___ DATASET EXCERPTS
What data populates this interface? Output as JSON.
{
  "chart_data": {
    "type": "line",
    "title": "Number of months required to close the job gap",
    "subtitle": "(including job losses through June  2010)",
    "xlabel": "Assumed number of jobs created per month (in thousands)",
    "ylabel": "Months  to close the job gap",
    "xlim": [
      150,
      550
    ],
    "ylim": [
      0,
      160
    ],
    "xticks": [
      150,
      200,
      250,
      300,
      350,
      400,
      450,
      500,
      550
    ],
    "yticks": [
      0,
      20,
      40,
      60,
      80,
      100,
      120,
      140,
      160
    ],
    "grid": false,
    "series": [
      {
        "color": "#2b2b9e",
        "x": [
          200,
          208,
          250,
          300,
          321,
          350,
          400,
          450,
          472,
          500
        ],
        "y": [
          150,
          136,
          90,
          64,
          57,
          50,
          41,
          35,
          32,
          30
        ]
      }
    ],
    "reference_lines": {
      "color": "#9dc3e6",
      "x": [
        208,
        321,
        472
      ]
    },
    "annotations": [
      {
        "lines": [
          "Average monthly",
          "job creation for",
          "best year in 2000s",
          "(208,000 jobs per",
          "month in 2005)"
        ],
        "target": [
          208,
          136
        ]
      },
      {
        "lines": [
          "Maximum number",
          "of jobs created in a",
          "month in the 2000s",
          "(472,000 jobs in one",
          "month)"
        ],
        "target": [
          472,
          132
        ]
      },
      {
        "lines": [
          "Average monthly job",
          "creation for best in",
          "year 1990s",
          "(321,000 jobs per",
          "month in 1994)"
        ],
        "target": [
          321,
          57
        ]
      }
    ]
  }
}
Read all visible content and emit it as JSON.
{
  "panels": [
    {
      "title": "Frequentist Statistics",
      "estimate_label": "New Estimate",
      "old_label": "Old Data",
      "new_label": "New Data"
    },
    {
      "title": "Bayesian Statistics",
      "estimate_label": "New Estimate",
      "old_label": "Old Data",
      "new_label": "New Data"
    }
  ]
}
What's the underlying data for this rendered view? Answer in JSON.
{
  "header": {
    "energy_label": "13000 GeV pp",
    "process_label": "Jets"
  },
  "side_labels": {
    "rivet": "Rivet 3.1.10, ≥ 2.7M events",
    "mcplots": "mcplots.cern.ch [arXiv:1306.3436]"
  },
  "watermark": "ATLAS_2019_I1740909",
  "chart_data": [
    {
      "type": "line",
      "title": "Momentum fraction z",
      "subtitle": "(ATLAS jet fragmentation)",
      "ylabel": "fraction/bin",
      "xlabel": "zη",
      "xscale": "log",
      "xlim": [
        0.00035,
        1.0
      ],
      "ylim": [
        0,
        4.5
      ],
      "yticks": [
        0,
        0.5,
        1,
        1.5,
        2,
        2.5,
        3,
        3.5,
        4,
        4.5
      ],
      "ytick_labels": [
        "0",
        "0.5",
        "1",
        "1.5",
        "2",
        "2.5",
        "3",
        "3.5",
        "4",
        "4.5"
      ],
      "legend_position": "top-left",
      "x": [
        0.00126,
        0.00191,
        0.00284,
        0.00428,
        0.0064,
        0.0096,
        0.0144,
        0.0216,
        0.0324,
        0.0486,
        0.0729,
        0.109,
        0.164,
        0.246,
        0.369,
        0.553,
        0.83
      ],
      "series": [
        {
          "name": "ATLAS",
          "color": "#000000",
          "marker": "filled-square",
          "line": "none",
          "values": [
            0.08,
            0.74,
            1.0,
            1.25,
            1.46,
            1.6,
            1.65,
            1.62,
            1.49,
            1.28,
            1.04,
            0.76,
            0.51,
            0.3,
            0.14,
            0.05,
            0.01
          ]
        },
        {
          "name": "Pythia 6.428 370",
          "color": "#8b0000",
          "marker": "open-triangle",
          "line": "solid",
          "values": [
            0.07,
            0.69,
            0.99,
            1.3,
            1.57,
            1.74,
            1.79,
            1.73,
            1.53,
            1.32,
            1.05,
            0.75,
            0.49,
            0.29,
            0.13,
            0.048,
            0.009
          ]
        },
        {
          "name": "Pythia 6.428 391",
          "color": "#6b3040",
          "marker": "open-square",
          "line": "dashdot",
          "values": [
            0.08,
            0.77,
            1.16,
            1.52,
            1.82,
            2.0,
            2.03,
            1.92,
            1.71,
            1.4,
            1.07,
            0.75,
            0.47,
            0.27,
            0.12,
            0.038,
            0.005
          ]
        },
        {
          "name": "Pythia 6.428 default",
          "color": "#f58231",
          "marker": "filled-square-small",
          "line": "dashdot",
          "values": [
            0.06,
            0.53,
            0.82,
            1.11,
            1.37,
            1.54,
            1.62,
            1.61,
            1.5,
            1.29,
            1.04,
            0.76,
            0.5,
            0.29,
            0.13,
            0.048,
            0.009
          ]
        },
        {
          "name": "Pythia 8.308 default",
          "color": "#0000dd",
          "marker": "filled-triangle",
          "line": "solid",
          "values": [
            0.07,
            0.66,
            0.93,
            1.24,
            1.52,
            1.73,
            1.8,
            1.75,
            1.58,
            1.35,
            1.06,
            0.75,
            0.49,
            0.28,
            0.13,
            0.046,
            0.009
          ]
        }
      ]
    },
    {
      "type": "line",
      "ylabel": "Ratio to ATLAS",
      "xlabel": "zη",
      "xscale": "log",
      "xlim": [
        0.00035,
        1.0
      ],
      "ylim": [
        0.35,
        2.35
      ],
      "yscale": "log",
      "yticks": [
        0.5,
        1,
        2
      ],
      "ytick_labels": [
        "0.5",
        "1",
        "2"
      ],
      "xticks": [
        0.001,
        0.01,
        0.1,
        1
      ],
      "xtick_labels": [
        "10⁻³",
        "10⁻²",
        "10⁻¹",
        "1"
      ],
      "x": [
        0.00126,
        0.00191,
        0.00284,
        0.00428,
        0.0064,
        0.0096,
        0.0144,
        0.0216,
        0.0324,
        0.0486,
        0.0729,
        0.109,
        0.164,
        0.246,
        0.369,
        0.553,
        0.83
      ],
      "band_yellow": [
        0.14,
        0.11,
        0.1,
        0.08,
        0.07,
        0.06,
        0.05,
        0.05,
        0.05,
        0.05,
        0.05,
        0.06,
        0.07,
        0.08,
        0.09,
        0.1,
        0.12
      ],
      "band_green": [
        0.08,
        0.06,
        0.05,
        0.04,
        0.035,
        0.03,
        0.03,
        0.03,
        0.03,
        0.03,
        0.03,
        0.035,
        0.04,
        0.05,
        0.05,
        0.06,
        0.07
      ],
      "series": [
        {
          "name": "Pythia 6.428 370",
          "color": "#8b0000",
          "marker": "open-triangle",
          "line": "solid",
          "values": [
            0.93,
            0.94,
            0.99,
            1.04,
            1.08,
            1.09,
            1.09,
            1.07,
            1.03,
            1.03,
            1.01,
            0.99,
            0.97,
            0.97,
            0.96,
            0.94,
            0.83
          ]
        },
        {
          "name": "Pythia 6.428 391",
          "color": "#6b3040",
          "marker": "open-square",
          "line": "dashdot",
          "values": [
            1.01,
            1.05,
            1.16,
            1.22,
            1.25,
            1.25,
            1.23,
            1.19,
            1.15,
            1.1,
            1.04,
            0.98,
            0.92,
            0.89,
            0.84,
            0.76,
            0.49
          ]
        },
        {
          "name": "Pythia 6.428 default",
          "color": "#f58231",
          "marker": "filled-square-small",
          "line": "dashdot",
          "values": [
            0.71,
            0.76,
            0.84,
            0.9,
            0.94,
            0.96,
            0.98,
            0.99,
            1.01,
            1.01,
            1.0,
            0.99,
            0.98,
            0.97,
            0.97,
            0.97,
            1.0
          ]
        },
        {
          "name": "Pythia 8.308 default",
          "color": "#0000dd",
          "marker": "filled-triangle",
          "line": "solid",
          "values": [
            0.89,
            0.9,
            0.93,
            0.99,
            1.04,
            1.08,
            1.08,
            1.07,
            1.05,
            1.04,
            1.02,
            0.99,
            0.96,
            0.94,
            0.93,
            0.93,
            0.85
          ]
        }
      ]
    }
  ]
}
______
## WRITTEN INSTRUCTION
Return every line of the preceding records in which the word "close" appears.

## CORRECT OUTPUT
    "title": "Number of months required to close the job gap",
    "ylabel": "Months  to close the job gap",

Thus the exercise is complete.